The records:
# # # # #

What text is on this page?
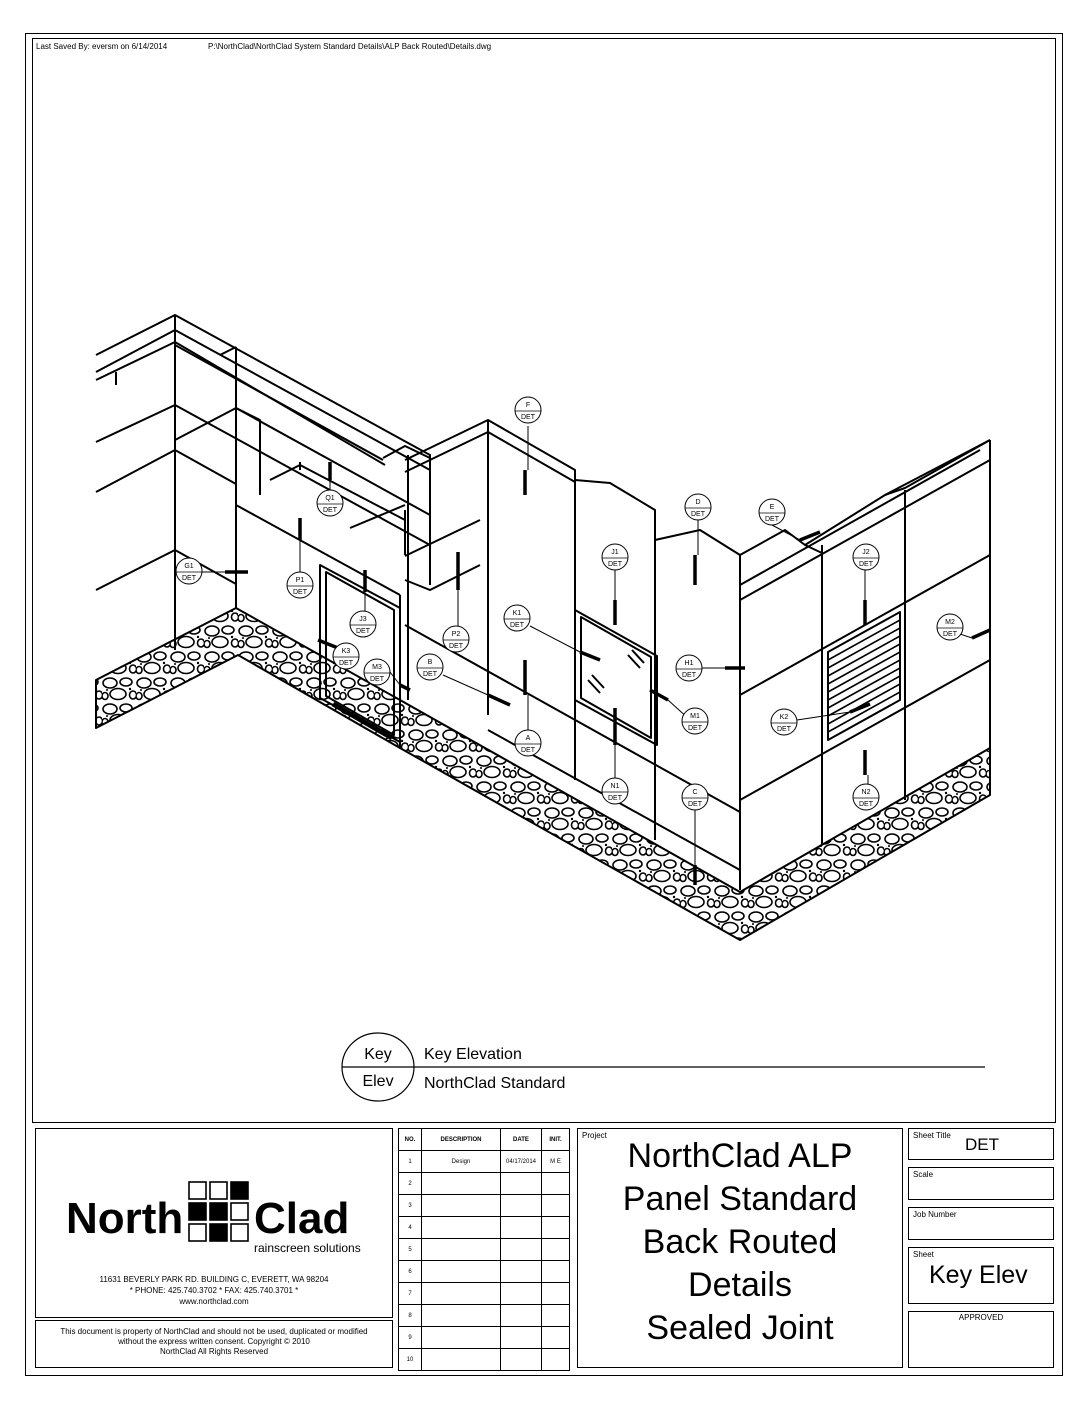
Last Saved By: eversm on 6/14/2014	P:\NorthClad\NorthClad System Standard Details\ALP Back Routed\Details.dwg
F
DET
Q1
DET
D
DET
E
DET
G1
DET	P1
DET
J1
DET
J2
DET
J3
DET
K1
DET
P2
DET
M2
DET
K3
DET	B
DET
M3
DET
H1
DET
M1
DET
K2
DET
A
DET
N1
DET
C
DET
N2
DET
Key
Elev
Key Elevation
NorthClad Standard
North Clad
rainscreen solutions
11631 BEVERLY PARK RD. BUILDING C, EVERETT, WA 98204
* PHONE: 425.740.3702 * FAX: 425.740.3701 *
www.northclad.com
This document is property of NorthClad and should not be used, duplicated or modified
without the express written consent. Copyright © 2010
NorthClad All Rights Reserved
NO.	DESCRIPTION	DATE	INIT.
1	Design	04/17/2014	M E
2			
3			
4			
5			
6			
7			
8			
9			
10			
Project
NorthClad ALP
Panel Standard
Back Routed
Details
Sealed Joint
Sheet Title DET
Scale
Job Number
Sheet
Key Elev
APPROVED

# # # # #

Directive:
How many lines in the records above contain the word "Standard"? Reply with the number alone.

Result of this exercise:
3